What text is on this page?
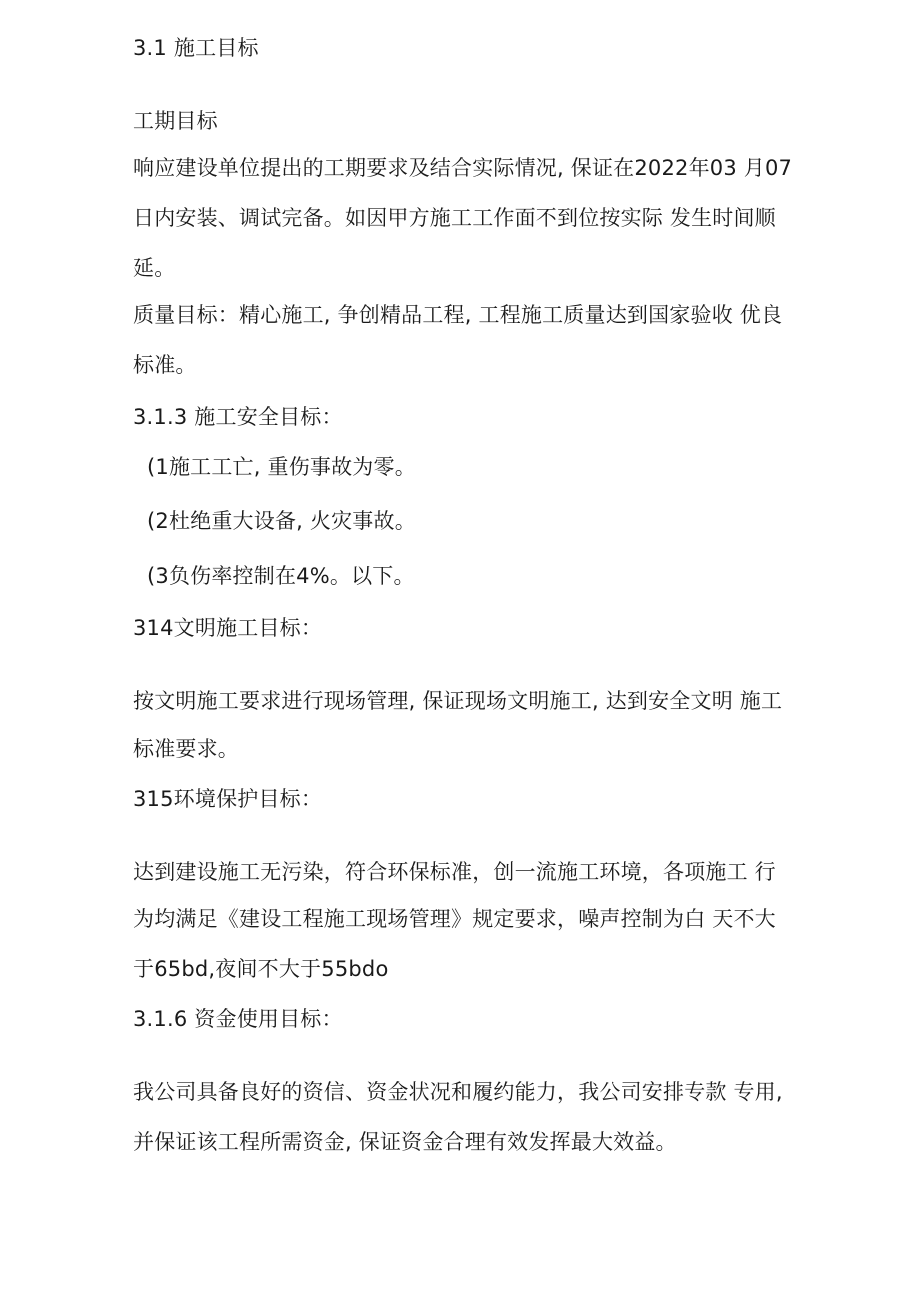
3.1 施工目标
工期目标
响应建设单位提出的工期要求及结合实际情况, 保证在2022年03 月07
日内安装、调试完备。如因甲方施工工作面不到位按实际 发生时间顺
延。
质量目标：精心施工, 争创精品工程, 工程施工质量达到国家验收 优良
标准。
3.1.3 施工安全目标：
(1施工工亡, 重伤事故为零。
(2杜绝重大设备, 火灾事故。
(3负伤率控制在4%。以下。
314文明施工目标：
按文明施工要求进行现场管理, 保证现场文明施工, 达到安全文明 施工
标准要求。
315环境保护目标：
达到建设施工无污染，符合环保标准，创一流施工环境，各项施工 行
为均满足《建设工程施工现场管理》规定要求，噪声控制为白 天不大
于65bd,夜间不大于55bdo
3.1.6 资金使用目标：
我公司具备良好的资信、资金状况和履约能力，我公司安排专款 专用,
并保证该工程所需资金, 保证资金合理有效发挥最大效益。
- - -
WHAT IS NEEDED.
Return the entries unchanged, save for the pictures, which do not belong in the copy.

OUTPUT BELOW.
What text is on this page?
3.1 施工目标
工期目标
响应建设单位提出的工期要求及结合实际情况, 保证在2022年03 月07
日内安装、调试完备。如因甲方施工工作面不到位按实际 发生时间顺
延。
质量目标：精心施工, 争创精品工程, 工程施工质量达到国家验收 优良
标准。
3.1.3 施工安全目标：
(1施工工亡, 重伤事故为零。
(2杜绝重大设备, 火灾事故。
(3负伤率控制在4%。以下。
314文明施工目标：
按文明施工要求进行现场管理, 保证现场文明施工, 达到安全文明 施工
标准要求。
315环境保护目标：
达到建设施工无污染，符合环保标准，创一流施工环境，各项施工 行
为均满足《建设工程施工现场管理》规定要求，噪声控制为白 天不大
于65bd,夜间不大于55bdo
3.1.6 资金使用目标：
我公司具备良好的资信、资金状况和履约能力，我公司安排专款 专用,
并保证该工程所需资金, 保证资金合理有效发挥最大效益。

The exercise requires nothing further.